Chart and figure data

====

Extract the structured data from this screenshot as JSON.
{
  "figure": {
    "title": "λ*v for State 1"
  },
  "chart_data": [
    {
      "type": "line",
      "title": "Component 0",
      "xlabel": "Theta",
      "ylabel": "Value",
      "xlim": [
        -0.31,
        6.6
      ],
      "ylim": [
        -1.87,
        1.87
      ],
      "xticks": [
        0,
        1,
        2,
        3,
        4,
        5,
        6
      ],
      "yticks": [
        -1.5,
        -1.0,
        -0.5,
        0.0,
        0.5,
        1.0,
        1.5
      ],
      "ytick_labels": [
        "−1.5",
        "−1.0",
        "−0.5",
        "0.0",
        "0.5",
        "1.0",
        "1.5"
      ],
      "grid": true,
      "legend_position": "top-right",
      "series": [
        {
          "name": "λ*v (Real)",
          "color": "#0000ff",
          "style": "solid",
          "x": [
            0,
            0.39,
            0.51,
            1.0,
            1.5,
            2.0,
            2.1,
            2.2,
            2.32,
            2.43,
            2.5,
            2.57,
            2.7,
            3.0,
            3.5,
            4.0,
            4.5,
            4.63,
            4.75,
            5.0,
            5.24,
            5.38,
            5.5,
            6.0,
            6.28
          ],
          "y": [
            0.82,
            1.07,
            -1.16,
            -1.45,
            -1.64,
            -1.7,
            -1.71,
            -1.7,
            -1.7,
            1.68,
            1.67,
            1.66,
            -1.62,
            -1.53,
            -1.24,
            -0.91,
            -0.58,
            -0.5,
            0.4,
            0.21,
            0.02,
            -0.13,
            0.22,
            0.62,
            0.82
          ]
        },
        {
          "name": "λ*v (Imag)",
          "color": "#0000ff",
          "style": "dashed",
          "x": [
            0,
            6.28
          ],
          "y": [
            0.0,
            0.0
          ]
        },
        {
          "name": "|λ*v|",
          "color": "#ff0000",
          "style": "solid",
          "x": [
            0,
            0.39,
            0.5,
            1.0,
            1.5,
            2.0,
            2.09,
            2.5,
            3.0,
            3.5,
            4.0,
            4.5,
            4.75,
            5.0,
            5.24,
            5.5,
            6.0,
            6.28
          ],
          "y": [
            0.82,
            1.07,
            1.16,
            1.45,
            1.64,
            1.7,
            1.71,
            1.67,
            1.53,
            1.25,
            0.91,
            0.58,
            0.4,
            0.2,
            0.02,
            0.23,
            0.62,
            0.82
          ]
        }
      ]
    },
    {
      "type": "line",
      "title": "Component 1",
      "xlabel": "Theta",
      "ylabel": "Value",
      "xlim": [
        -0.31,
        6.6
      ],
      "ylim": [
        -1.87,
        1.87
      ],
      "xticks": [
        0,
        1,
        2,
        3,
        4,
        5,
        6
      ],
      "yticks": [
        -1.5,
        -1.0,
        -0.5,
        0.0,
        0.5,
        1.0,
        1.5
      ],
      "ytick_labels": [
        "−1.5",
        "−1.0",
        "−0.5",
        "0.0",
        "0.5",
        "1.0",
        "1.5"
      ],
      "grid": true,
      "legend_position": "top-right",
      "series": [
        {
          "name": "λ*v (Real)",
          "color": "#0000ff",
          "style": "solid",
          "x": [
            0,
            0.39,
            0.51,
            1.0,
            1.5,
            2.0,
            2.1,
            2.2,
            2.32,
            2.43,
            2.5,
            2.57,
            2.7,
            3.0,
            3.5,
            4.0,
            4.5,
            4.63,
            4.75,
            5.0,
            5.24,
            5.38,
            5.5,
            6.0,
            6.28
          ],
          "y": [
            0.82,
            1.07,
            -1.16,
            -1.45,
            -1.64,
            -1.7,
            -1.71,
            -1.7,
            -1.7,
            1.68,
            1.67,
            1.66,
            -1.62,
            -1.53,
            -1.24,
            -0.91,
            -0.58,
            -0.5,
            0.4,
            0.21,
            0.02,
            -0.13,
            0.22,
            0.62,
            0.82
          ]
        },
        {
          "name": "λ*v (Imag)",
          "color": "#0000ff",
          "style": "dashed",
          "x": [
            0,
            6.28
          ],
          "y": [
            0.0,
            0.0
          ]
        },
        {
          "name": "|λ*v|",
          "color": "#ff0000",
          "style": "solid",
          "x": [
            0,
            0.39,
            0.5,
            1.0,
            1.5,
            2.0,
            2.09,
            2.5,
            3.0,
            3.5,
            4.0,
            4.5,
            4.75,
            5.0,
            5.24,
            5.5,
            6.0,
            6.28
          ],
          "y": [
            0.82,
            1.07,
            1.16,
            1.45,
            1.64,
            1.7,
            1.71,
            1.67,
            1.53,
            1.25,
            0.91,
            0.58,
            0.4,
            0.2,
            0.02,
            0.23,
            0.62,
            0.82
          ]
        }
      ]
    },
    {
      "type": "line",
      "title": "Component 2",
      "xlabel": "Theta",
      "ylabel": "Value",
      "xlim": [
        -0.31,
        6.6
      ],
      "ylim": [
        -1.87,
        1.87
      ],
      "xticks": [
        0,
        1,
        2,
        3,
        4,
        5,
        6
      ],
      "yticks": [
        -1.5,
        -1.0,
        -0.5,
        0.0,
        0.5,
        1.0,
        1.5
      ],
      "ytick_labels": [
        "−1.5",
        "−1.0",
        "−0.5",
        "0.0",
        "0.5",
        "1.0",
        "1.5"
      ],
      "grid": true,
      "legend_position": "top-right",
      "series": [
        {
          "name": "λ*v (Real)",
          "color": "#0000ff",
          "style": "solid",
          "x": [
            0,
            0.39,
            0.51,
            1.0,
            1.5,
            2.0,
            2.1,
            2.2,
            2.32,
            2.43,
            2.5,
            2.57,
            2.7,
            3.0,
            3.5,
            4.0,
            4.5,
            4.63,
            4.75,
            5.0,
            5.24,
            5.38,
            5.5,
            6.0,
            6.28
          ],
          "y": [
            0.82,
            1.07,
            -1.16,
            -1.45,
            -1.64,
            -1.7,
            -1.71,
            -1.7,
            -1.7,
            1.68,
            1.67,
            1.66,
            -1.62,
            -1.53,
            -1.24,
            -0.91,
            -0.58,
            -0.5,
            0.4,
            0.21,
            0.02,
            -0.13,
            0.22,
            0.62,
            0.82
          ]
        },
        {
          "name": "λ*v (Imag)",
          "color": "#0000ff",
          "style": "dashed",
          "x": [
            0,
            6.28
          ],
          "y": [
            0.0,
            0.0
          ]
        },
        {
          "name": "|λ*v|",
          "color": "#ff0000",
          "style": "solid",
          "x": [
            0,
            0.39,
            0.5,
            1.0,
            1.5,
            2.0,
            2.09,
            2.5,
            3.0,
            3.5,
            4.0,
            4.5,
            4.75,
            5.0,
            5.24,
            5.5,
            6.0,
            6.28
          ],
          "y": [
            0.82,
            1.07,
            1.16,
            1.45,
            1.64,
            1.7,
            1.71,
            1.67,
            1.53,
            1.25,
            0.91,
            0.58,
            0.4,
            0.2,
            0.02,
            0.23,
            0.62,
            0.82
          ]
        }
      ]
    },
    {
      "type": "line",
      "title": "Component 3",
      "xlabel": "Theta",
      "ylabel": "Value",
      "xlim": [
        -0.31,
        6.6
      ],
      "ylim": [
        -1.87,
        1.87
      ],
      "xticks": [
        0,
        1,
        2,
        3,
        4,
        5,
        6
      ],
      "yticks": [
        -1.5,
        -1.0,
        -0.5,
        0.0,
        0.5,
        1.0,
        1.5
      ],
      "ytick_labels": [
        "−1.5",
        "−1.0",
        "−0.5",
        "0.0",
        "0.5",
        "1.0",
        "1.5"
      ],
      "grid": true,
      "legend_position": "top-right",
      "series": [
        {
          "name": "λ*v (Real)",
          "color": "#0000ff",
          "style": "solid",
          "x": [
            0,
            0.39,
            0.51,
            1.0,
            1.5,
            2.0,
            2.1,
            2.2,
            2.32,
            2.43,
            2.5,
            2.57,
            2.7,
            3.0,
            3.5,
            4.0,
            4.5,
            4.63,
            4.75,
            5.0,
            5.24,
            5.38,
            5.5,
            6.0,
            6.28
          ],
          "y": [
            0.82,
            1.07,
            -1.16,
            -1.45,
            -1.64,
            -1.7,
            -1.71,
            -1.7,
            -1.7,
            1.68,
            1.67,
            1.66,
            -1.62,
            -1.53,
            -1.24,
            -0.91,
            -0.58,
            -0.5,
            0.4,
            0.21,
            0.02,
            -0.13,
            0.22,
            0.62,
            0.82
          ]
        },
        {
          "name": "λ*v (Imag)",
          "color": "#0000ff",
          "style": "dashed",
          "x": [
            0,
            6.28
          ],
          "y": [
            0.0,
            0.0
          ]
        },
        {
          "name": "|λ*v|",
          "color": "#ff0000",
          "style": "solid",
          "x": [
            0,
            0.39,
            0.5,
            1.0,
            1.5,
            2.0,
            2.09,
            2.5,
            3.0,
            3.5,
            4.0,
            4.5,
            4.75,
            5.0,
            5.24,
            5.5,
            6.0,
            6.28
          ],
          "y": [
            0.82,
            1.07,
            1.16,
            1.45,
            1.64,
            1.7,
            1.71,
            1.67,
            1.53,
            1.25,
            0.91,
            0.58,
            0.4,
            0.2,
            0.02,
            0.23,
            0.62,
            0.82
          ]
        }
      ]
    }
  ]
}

====

§ Given request
Determine how many lines include the string "Component". Give no answer but the number.

§ Task response
4